# Task details
How many lines in the listing below include the word "song"? Reply with the count alone.

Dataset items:
┌──

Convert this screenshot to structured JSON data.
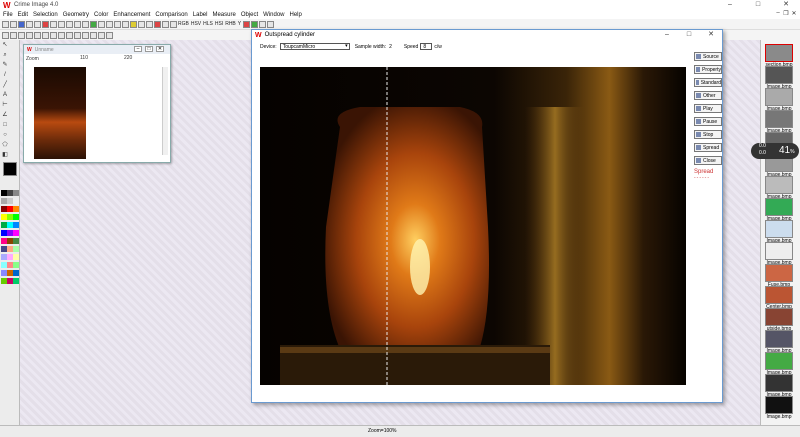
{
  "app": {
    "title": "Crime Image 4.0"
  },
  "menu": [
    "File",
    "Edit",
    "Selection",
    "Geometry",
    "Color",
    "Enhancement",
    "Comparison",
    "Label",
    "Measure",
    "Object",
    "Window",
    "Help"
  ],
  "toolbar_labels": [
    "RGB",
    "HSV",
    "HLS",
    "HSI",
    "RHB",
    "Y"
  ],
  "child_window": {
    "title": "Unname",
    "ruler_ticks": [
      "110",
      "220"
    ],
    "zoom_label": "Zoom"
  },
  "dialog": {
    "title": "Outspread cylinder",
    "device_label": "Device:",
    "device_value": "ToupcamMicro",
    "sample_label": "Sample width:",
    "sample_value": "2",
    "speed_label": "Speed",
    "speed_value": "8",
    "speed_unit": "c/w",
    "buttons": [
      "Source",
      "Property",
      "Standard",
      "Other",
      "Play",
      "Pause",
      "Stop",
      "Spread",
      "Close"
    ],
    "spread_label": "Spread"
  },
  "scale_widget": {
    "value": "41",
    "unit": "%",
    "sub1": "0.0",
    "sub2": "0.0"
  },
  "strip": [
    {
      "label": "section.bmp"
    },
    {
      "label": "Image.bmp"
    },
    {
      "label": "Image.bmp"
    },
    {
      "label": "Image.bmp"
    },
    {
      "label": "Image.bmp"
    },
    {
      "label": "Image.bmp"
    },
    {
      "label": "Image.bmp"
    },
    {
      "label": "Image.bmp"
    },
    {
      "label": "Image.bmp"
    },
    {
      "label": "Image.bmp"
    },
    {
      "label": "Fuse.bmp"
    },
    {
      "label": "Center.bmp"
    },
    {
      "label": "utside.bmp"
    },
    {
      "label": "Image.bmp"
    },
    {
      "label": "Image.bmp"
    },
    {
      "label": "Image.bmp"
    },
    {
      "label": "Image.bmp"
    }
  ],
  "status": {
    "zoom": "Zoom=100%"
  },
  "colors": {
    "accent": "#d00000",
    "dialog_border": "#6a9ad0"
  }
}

└──
┌──

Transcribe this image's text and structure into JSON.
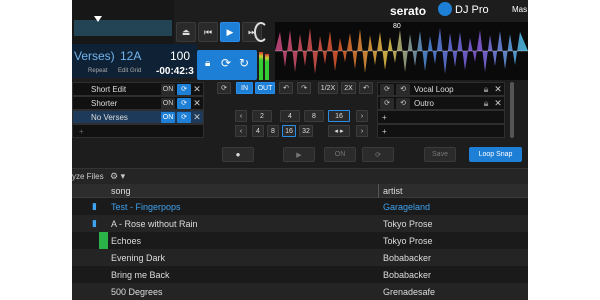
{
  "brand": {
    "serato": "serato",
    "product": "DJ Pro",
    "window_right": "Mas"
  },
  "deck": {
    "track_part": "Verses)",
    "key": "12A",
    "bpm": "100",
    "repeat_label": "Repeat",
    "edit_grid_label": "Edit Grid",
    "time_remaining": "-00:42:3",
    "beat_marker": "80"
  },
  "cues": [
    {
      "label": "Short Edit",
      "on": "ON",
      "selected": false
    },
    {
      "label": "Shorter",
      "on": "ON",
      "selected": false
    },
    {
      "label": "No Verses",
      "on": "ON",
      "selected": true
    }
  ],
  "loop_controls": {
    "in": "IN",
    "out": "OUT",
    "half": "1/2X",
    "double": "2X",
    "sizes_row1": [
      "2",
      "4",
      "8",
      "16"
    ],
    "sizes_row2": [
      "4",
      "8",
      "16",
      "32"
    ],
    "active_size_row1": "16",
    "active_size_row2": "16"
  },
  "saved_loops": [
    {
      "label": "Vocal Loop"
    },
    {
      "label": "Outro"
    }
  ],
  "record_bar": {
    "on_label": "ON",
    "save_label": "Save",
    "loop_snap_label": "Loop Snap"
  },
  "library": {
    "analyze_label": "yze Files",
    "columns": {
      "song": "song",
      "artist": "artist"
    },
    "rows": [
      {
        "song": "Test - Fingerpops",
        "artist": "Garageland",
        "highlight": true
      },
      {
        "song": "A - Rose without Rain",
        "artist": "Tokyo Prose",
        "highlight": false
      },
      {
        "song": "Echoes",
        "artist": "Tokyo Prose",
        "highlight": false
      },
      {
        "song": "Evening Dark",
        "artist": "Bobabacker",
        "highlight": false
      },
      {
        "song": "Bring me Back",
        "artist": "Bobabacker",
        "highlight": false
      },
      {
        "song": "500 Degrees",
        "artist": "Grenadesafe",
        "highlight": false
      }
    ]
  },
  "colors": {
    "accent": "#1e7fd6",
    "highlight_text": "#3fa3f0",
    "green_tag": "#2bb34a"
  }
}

└──

# Completed exercise
7